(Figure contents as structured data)
▬▬▬
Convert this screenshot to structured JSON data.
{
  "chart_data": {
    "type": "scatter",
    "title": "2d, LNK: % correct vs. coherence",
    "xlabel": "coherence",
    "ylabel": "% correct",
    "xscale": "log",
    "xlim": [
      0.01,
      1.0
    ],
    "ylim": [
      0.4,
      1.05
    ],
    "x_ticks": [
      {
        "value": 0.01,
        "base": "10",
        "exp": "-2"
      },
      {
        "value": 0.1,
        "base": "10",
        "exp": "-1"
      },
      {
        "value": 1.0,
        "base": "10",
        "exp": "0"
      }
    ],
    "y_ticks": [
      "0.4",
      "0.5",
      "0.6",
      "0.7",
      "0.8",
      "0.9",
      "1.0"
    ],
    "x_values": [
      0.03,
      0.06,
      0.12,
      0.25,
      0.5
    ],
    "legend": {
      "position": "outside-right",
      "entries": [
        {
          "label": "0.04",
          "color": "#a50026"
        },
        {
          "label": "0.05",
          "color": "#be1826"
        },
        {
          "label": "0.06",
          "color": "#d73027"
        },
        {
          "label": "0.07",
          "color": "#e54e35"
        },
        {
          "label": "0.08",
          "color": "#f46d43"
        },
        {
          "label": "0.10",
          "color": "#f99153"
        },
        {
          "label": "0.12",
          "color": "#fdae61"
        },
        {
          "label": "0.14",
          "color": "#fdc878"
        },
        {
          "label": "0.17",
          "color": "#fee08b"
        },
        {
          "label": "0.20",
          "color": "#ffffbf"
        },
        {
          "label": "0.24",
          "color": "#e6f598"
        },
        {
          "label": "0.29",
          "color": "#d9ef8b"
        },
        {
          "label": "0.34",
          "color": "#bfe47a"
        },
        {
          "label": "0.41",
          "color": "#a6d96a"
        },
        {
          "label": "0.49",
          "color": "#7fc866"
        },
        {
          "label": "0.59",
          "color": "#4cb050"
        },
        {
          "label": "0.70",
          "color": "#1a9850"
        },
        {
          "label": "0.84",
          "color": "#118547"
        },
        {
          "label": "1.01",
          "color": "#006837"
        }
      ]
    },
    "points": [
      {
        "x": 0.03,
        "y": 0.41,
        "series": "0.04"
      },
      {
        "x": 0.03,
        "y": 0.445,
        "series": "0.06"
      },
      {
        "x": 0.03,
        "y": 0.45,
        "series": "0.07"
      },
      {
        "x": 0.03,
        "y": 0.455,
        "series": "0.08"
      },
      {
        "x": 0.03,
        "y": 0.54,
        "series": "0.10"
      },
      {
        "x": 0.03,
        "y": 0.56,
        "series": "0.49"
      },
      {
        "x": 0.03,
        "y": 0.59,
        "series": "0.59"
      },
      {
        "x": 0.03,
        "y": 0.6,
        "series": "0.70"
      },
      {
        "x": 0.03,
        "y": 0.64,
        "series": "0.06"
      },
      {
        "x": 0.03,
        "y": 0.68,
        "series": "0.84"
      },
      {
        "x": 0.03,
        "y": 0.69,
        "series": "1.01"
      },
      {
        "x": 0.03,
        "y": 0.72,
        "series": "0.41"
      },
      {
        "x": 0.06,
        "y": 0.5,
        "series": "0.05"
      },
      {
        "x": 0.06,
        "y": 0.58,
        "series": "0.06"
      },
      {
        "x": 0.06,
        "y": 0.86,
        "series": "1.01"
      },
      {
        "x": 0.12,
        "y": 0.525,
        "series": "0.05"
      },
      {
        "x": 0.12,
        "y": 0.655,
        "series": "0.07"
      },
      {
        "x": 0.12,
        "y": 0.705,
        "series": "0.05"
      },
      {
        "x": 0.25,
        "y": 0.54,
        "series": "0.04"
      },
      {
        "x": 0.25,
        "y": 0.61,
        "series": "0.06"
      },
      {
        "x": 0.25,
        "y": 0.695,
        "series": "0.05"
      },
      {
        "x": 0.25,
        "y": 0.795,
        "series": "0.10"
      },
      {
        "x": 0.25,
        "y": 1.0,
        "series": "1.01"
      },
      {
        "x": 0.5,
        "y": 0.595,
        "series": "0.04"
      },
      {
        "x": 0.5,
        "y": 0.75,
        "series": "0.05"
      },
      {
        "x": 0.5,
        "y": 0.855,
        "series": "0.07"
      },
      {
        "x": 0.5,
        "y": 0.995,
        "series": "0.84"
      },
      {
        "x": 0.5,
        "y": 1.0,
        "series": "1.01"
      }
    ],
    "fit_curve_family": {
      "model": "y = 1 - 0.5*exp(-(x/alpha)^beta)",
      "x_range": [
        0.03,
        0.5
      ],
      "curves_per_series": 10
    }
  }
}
▬▬▬
Stated goal.
Retype all the material above precisely, with no line left out.

Full answer.
Convert this screenshot to structured JSON data.
{
  "chart_data": {
    "type": "scatter",
    "title": "2d, LNK: % correct vs. coherence",
    "xlabel": "coherence",
    "ylabel": "% correct",
    "xscale": "log",
    "xlim": [
      0.01,
      1.0
    ],
    "ylim": [
      0.4,
      1.05
    ],
    "x_ticks": [
      {
        "value": 0.01,
        "base": "10",
        "exp": "-2"
      },
      {
        "value": 0.1,
        "base": "10",
        "exp": "-1"
      },
      {
        "value": 1.0,
        "base": "10",
        "exp": "0"
      }
    ],
    "y_ticks": [
      "0.4",
      "0.5",
      "0.6",
      "0.7",
      "0.8",
      "0.9",
      "1.0"
    ],
    "x_values": [
      0.03,
      0.06,
      0.12,
      0.25,
      0.5
    ],
    "legend": {
      "position": "outside-right",
      "entries": [
        {
          "label": "0.04",
          "color": "#a50026"
        },
        {
          "label": "0.05",
          "color": "#be1826"
        },
        {
          "label": "0.06",
          "color": "#d73027"
        },
        {
          "label": "0.07",
          "color": "#e54e35"
        },
        {
          "label": "0.08",
          "color": "#f46d43"
        },
        {
          "label": "0.10",
          "color": "#f99153"
        },
        {
          "label": "0.12",
          "color": "#fdae61"
        },
        {
          "label": "0.14",
          "color": "#fdc878"
        },
        {
          "label": "0.17",
          "color": "#fee08b"
        },
        {
          "label": "0.20",
          "color": "#ffffbf"
        },
        {
          "label": "0.24",
          "color": "#e6f598"
        },
        {
          "label": "0.29",
          "color": "#d9ef8b"
        },
        {
          "label": "0.34",
          "color": "#bfe47a"
        },
        {
          "label": "0.41",
          "color": "#a6d96a"
        },
        {
          "label": "0.49",
          "color": "#7fc866"
        },
        {
          "label": "0.59",
          "color": "#4cb050"
        },
        {
          "label": "0.70",
          "color": "#1a9850"
        },
        {
          "label": "0.84",
          "color": "#118547"
        },
        {
          "label": "1.01",
          "color": "#006837"
        }
      ]
    },
    "points": [
      {
        "x": 0.03,
        "y": 0.41,
        "series": "0.04"
      },
      {
        "x": 0.03,
        "y": 0.445,
        "series": "0.06"
      },
      {
        "x": 0.03,
        "y": 0.45,
        "series": "0.07"
      },
      {
        "x": 0.03,
        "y": 0.455,
        "series": "0.08"
      },
      {
        "x": 0.03,
        "y": 0.54,
        "series": "0.10"
      },
      {
        "x": 0.03,
        "y": 0.56,
        "series": "0.49"
      },
      {
        "x": 0.03,
        "y": 0.59,
        "series": "0.59"
      },
      {
        "x": 0.03,
        "y": 0.6,
        "series": "0.70"
      },
      {
        "x": 0.03,
        "y": 0.64,
        "series": "0.06"
      },
      {
        "x": 0.03,
        "y": 0.68,
        "series": "0.84"
      },
      {
        "x": 0.03,
        "y": 0.69,
        "series": "1.01"
      },
      {
        "x": 0.03,
        "y": 0.72,
        "series": "0.41"
      },
      {
        "x": 0.06,
        "y": 0.5,
        "series": "0.05"
      },
      {
        "x": 0.06,
        "y": 0.58,
        "series": "0.06"
      },
      {
        "x": 0.06,
        "y": 0.86,
        "series": "1.01"
      },
      {
        "x": 0.12,
        "y": 0.525,
        "series": "0.05"
      },
      {
        "x": 0.12,
        "y": 0.655,
        "series": "0.07"
      },
      {
        "x": 0.12,
        "y": 0.705,
        "series": "0.05"
      },
      {
        "x": 0.25,
        "y": 0.54,
        "series": "0.04"
      },
      {
        "x": 0.25,
        "y": 0.61,
        "series": "0.06"
      },
      {
        "x": 0.25,
        "y": 0.695,
        "series": "0.05"
      },
      {
        "x": 0.25,
        "y": 0.795,
        "series": "0.10"
      },
      {
        "x": 0.25,
        "y": 1.0,
        "series": "1.01"
      },
      {
        "x": 0.5,
        "y": 0.595,
        "series": "0.04"
      },
      {
        "x": 0.5,
        "y": 0.75,
        "series": "0.05"
      },
      {
        "x": 0.5,
        "y": 0.855,
        "series": "0.07"
      },
      {
        "x": 0.5,
        "y": 0.995,
        "series": "0.84"
      },
      {
        "x": 0.5,
        "y": 1.0,
        "series": "1.01"
      }
    ],
    "fit_curve_family": {
      "model": "y = 1 - 0.5*exp(-(x/alpha)^beta)",
      "x_range": [
        0.03,
        0.5
      ],
      "curves_per_series": 10
    }
  }
}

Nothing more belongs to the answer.